= Aim =
Please change "Bar" to "Box" everywhere it occurs in the data below and write out all of the data again, with nothing else altered.

===== Extracted information =====

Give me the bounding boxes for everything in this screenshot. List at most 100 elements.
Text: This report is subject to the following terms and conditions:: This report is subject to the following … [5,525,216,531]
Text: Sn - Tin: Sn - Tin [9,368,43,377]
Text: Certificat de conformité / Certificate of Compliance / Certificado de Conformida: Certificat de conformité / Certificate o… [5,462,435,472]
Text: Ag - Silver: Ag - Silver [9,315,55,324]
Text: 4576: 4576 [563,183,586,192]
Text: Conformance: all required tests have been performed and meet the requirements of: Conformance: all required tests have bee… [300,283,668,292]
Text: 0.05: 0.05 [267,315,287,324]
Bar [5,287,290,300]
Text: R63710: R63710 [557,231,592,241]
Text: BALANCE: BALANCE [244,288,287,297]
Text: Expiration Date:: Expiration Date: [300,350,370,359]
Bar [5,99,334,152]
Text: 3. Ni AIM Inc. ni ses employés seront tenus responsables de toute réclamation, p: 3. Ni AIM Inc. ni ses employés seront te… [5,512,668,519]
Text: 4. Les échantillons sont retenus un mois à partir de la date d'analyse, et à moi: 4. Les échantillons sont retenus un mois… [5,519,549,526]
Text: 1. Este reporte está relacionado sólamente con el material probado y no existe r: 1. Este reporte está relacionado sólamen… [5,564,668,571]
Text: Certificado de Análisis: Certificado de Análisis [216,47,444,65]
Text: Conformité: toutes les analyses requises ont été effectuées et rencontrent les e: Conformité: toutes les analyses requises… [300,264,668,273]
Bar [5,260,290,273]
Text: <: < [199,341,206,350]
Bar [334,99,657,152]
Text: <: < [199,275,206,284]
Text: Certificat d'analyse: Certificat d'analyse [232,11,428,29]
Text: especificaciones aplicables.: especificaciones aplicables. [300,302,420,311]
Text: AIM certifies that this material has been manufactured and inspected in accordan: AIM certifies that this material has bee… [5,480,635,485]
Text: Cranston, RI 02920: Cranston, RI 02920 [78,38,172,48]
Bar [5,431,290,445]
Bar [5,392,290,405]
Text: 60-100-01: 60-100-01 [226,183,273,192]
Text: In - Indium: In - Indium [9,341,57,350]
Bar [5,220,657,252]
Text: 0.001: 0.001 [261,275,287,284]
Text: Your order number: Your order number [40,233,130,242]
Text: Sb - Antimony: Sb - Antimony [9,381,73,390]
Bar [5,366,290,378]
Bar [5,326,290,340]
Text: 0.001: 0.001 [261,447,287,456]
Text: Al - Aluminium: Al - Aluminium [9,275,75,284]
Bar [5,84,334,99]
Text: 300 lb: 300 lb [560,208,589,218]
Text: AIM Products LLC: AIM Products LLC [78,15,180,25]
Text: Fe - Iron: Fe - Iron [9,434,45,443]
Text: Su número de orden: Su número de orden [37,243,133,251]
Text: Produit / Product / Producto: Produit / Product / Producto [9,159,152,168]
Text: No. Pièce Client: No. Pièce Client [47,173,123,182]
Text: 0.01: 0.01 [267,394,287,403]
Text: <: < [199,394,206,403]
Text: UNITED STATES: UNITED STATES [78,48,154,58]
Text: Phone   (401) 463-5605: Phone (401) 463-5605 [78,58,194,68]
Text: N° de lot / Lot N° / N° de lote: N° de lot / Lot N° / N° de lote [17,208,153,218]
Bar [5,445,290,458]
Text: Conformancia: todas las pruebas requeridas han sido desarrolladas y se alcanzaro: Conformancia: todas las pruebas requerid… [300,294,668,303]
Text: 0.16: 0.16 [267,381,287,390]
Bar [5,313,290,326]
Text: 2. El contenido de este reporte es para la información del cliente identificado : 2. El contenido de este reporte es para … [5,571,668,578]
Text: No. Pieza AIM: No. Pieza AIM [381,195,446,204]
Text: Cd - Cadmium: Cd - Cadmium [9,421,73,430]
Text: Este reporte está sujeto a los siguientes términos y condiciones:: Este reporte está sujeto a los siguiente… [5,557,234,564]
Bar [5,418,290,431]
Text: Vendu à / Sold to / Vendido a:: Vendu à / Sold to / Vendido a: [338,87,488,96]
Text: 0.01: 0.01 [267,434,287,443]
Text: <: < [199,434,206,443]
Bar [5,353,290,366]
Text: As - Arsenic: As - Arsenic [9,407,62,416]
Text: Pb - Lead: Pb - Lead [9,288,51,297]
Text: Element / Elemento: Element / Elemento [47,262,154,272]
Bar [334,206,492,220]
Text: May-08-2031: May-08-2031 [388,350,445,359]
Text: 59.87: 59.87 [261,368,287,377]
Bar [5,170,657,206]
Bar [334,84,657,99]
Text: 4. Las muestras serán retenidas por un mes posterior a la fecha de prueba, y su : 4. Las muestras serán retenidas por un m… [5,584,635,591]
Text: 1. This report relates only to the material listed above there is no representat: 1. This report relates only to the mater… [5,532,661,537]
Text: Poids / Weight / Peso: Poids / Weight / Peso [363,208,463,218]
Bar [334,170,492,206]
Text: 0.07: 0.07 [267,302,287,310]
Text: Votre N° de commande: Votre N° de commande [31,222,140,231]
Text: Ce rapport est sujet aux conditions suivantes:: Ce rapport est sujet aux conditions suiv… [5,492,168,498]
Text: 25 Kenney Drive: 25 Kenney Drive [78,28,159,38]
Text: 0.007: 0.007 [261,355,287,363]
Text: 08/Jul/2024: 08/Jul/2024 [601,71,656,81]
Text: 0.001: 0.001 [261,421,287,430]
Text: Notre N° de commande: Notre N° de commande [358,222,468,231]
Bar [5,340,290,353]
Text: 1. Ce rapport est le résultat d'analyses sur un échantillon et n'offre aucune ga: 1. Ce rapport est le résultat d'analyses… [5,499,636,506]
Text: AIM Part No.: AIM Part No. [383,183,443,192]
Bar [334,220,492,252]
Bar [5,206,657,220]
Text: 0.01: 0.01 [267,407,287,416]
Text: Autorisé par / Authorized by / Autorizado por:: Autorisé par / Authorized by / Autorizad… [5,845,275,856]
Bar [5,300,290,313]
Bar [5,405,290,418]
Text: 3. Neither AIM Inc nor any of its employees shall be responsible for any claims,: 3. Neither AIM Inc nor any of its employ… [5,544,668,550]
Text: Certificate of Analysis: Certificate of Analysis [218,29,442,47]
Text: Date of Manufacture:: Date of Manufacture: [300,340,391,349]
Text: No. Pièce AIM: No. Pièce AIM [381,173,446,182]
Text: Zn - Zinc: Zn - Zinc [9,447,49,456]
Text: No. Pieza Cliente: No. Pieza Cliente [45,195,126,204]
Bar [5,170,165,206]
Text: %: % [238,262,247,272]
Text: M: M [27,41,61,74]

=====

= Expected answer =
Give me the bounding boxes for everything in this screenshot. List at most 100 elements.
Text: This report is subject to the following terms and conditions:: This report is subject to the following … [5,525,216,531]
Text: Sn - Tin: Sn - Tin [9,368,43,377]
Text: Certificat de conformité / Certificate of Compliance / Certificado de Conformida: Certificat de conformité / Certificate o… [5,462,435,472]
Text: Ag - Silver: Ag - Silver [9,315,55,324]
Text: 4576: 4576 [563,183,586,192]
Text: Conformance: all required tests have been performed and meet the requirements of: Conformance: all required tests have bee… [300,283,668,292]
Text: 0.05: 0.05 [267,315,287,324]
Box [5,287,290,300]
Text: R63710: R63710 [557,231,592,241]
Text: BALANCE: BALANCE [244,288,287,297]
Text: Expiration Date:: Expiration Date: [300,350,370,359]
Box [5,99,334,152]
Text: 3. Ni AIM Inc. ni ses employés seront tenus responsables de toute réclamation, p: 3. Ni AIM Inc. ni ses employés seront te… [5,512,668,519]
Text: 4. Les échantillons sont retenus un mois à partir de la date d'analyse, et à moi: 4. Les échantillons sont retenus un mois… [5,519,549,526]
Text: 1. Este reporte está relacionado sólamente con el material probado y no existe r: 1. Este reporte está relacionado sólamen… [5,564,668,571]
Text: Certificado de Análisis: Certificado de Análisis [216,47,444,65]
Text: Conformité: toutes les analyses requises ont été effectuées et rencontrent les e: Conformité: toutes les analyses requises… [300,264,668,273]
Box [5,260,290,273]
Text: <: < [199,341,206,350]
Box [334,99,657,152]
Text: <: < [199,275,206,284]
Text: Certificat d'analyse: Certificat d'analyse [232,11,428,29]
Text: especificaciones aplicables.: especificaciones aplicables. [300,302,420,311]
Text: AIM certifies that this material has been manufactured and inspected in accordan: AIM certifies that this material has bee… [5,480,635,485]
Text: Cranston, RI 02920: Cranston, RI 02920 [78,38,172,48]
Box [5,431,290,445]
Box [5,392,290,405]
Text: 60-100-01: 60-100-01 [226,183,273,192]
Text: In - Indium: In - Indium [9,341,57,350]
Box [5,220,657,252]
Text: 0.001: 0.001 [261,275,287,284]
Text: Your order number: Your order number [40,233,130,242]
Text: Sb - Antimony: Sb - Antimony [9,381,73,390]
Box [5,366,290,378]
Box [5,326,290,340]
Text: 0.001: 0.001 [261,447,287,456]
Text: Al - Aluminium: Al - Aluminium [9,275,75,284]
Box [5,84,334,99]
Text: 300 lb: 300 lb [560,208,589,218]
Text: AIM Products LLC: AIM Products LLC [78,15,180,25]
Text: Fe - Iron: Fe - Iron [9,434,45,443]
Text: Su número de orden: Su número de orden [37,243,133,251]
Text: Produit / Product / Producto: Produit / Product / Producto [9,159,152,168]
Text: No. Pièce Client: No. Pièce Client [47,173,123,182]
Text: 0.01: 0.01 [267,394,287,403]
Text: <: < [199,394,206,403]
Text: UNITED STATES: UNITED STATES [78,48,154,58]
Text: Phone   (401) 463-5605: Phone (401) 463-5605 [78,58,194,68]
Text: N° de lot / Lot N° / N° de lote: N° de lot / Lot N° / N° de lote [17,208,153,218]
Box [5,445,290,458]
Text: Conformancia: todas las pruebas requeridas han sido desarrolladas y se alcanzaro: Conformancia: todas las pruebas requerid… [300,294,668,303]
Text: 0.16: 0.16 [267,381,287,390]
Box [5,313,290,326]
Text: 2. El contenido de este reporte es para la información del cliente identificado : 2. El contenido de este reporte es para … [5,571,668,578]
Text: No. Pieza AIM: No. Pieza AIM [381,195,446,204]
Text: Cd - Cadmium: Cd - Cadmium [9,421,73,430]
Text: Este reporte está sujeto a los siguientes términos y condiciones:: Este reporte está sujeto a los siguiente… [5,557,234,564]
Box [5,418,290,431]
Text: Vendu à / Sold to / Vendido a:: Vendu à / Sold to / Vendido a: [338,87,488,96]
Text: 0.01: 0.01 [267,434,287,443]
Text: <: < [199,434,206,443]
Box [5,353,290,366]
Text: As - Arsenic: As - Arsenic [9,407,62,416]
Text: Pb - Lead: Pb - Lead [9,288,51,297]
Text: Element / Elemento: Element / Elemento [47,262,154,272]
Box [334,206,492,220]
Text: May-08-2031: May-08-2031 [388,350,445,359]
Text: 59.87: 59.87 [261,368,287,377]
Box [5,170,657,206]
Box [334,84,657,99]
Text: 4. Las muestras serán retenidas por un mes posterior a la fecha de prueba, y su : 4. Las muestras serán retenidas por un m… [5,584,635,591]
Text: 1. This report relates only to the material listed above there is no representat: 1. This report relates only to the mater… [5,532,661,537]
Text: Poids / Weight / Peso: Poids / Weight / Peso [363,208,463,218]
Box [334,170,492,206]
Text: 0.07: 0.07 [267,302,287,310]
Text: Votre N° de commande: Votre N° de commande [31,222,140,231]
Text: Ce rapport est sujet aux conditions suivantes:: Ce rapport est sujet aux conditions suiv… [5,492,168,498]
Text: 25 Kenney Drive: 25 Kenney Drive [78,28,159,38]
Text: 0.007: 0.007 [261,355,287,363]
Text: 08/Jul/2024: 08/Jul/2024 [601,71,656,81]
Text: 0.001: 0.001 [261,421,287,430]
Text: Notre N° de commande: Notre N° de commande [358,222,468,231]
Box [5,340,290,353]
Text: 1. Ce rapport est le résultat d'analyses sur un échantillon et n'offre aucune ga: 1. Ce rapport est le résultat d'analyses… [5,499,636,506]
Text: AIM Part No.: AIM Part No. [383,183,443,192]
Box [334,220,492,252]
Box [5,206,657,220]
Text: 0.01: 0.01 [267,407,287,416]
Text: Autorisé par / Authorized by / Autorizado por:: Autorisé par / Authorized by / Autorizad… [5,845,275,856]
Box [5,300,290,313]
Box [5,405,290,418]
Text: 3. Neither AIM Inc nor any of its employees shall be responsible for any claims,: 3. Neither AIM Inc nor any of its employ… [5,544,668,550]
Text: Certificate of Analysis: Certificate of Analysis [218,29,442,47]
Text: Date of Manufacture:: Date of Manufacture: [300,340,391,349]
Text: No. Pièce AIM: No. Pièce AIM [381,173,446,182]
Text: Zn - Zinc: Zn - Zinc [9,447,49,456]
Text: No. Pieza Cliente: No. Pieza Cliente [45,195,126,204]
Box [5,170,165,206]
Text: %: % [238,262,247,272]
Text: M: M [27,41,61,74]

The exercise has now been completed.